* **WHAT YOU WILL DO**: The data below should be repeated exactly and in full.

Stored items from a collection:
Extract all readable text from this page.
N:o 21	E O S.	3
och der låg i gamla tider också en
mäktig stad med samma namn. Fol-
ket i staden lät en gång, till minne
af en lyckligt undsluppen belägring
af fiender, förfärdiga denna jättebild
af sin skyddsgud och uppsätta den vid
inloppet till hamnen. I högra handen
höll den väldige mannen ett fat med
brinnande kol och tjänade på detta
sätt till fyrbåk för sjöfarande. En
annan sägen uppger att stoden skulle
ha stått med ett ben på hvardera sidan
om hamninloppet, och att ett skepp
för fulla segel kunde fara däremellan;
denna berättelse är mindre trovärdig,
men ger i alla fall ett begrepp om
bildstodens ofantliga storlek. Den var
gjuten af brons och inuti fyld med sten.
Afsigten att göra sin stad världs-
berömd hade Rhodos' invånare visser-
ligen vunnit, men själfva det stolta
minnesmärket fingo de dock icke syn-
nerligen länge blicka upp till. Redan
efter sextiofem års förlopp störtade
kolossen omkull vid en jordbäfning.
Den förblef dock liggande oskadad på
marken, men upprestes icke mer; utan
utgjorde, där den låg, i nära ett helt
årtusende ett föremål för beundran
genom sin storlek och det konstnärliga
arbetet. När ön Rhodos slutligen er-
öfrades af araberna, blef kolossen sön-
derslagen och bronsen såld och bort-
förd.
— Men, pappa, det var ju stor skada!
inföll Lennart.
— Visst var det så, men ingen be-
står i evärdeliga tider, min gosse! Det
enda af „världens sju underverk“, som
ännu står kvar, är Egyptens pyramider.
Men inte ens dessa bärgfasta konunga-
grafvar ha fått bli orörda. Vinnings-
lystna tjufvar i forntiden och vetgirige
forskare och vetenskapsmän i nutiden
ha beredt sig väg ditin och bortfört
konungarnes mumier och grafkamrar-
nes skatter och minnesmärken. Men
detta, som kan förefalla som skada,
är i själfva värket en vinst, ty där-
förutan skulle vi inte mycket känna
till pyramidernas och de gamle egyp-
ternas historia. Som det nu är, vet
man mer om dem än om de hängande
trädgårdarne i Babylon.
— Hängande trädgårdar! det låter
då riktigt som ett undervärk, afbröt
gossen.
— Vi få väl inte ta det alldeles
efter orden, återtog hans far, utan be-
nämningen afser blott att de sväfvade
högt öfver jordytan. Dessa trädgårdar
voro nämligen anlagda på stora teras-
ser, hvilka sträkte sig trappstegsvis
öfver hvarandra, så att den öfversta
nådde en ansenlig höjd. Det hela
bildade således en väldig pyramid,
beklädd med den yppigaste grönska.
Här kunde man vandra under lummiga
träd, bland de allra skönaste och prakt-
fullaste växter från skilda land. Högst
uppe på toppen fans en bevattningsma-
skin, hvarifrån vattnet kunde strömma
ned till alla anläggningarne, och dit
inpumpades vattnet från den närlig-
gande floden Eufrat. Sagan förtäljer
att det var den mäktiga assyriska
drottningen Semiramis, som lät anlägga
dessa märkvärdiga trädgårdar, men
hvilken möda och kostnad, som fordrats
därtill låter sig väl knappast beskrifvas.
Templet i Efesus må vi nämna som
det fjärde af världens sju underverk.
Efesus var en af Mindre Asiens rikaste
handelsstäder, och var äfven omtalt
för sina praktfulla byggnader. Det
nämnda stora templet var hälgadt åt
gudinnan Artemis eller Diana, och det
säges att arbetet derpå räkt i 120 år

* **ANSWER BELOW**:
Extract all readable text from this page.
N:o 21	E O S.	3
och der låg i gamla tider också en
mäktig stad med samma namn. Fol-
ket i staden lät en gång, till minne
af en lyckligt undsluppen belägring
af fiender, förfärdiga denna jättebild
af sin skyddsgud och uppsätta den vid
inloppet till hamnen. I högra handen
höll den väldige mannen ett fat med
brinnande kol och tjänade på detta
sätt till fyrbåk för sjöfarande. En
annan sägen uppger att stoden skulle
ha stått med ett ben på hvardera sidan
om hamninloppet, och att ett skepp
för fulla segel kunde fara däremellan;
denna berättelse är mindre trovärdig,
men ger i alla fall ett begrepp om
bildstodens ofantliga storlek. Den var
gjuten af brons och inuti fyld med sten.
Afsigten att göra sin stad världs-
berömd hade Rhodos' invånare visser-
ligen vunnit, men själfva det stolta
minnesmärket fingo de dock icke syn-
nerligen länge blicka upp till. Redan
efter sextiofem års förlopp störtade
kolossen omkull vid en jordbäfning.
Den förblef dock liggande oskadad på
marken, men upprestes icke mer; utan
utgjorde, där den låg, i nära ett helt
årtusende ett föremål för beundran
genom sin storlek och det konstnärliga
arbetet. När ön Rhodos slutligen er-
öfrades af araberna, blef kolossen sön-
derslagen och bronsen såld och bort-
förd.
— Men, pappa, det var ju stor skada!
inföll Lennart.
— Visst var det så, men ingen be-
står i evärdeliga tider, min gosse! Det
enda af „världens sju underverk“, som
ännu står kvar, är Egyptens pyramider.
Men inte ens dessa bärgfasta konunga-
grafvar ha fått bli orörda. Vinnings-
lystna tjufvar i forntiden och vetgirige
forskare och vetenskapsmän i nutiden
ha beredt sig väg ditin och bortfört
konungarnes mumier och grafkamrar-
nes skatter och minnesmärken. Men
detta, som kan förefalla som skada,
är i själfva värket en vinst, ty där-
förutan skulle vi inte mycket känna
till pyramidernas och de gamle egyp-
ternas historia. Som det nu är, vet
man mer om dem än om de hängande
trädgårdarne i Babylon.
— Hängande trädgårdar! det låter
då riktigt som ett undervärk, afbröt
gossen.
— Vi få väl inte ta det alldeles
efter orden, återtog hans far, utan be-
nämningen afser blott att de sväfvade
högt öfver jordytan. Dessa trädgårdar
voro nämligen anlagda på stora teras-
ser, hvilka sträkte sig trappstegsvis
öfver hvarandra, så att den öfversta
nådde en ansenlig höjd. Det hela
bildade således en väldig pyramid,
beklädd med den yppigaste grönska.
Här kunde man vandra under lummiga
träd, bland de allra skönaste och prakt-
fullaste växter från skilda land. Högst
uppe på toppen fans en bevattningsma-
skin, hvarifrån vattnet kunde strömma
ned till alla anläggningarne, och dit
inpumpades vattnet från den närlig-
gande floden Eufrat. Sagan förtäljer
att det var den mäktiga assyriska
drottningen Semiramis, som lät anlägga
dessa märkvärdiga trädgårdar, men
hvilken möda och kostnad, som fordrats
därtill låter sig väl knappast beskrifvas.
Templet i Efesus må vi nämna som
det fjärde af världens sju underverk.
Efesus var en af Mindre Asiens rikaste
handelsstäder, och var äfven omtalt
för sina praktfulla byggnader. Det
nämnda stora templet var hälgadt åt
gudinnan Artemis eller Diana, och det
säges att arbetet derpå räkt i 120 år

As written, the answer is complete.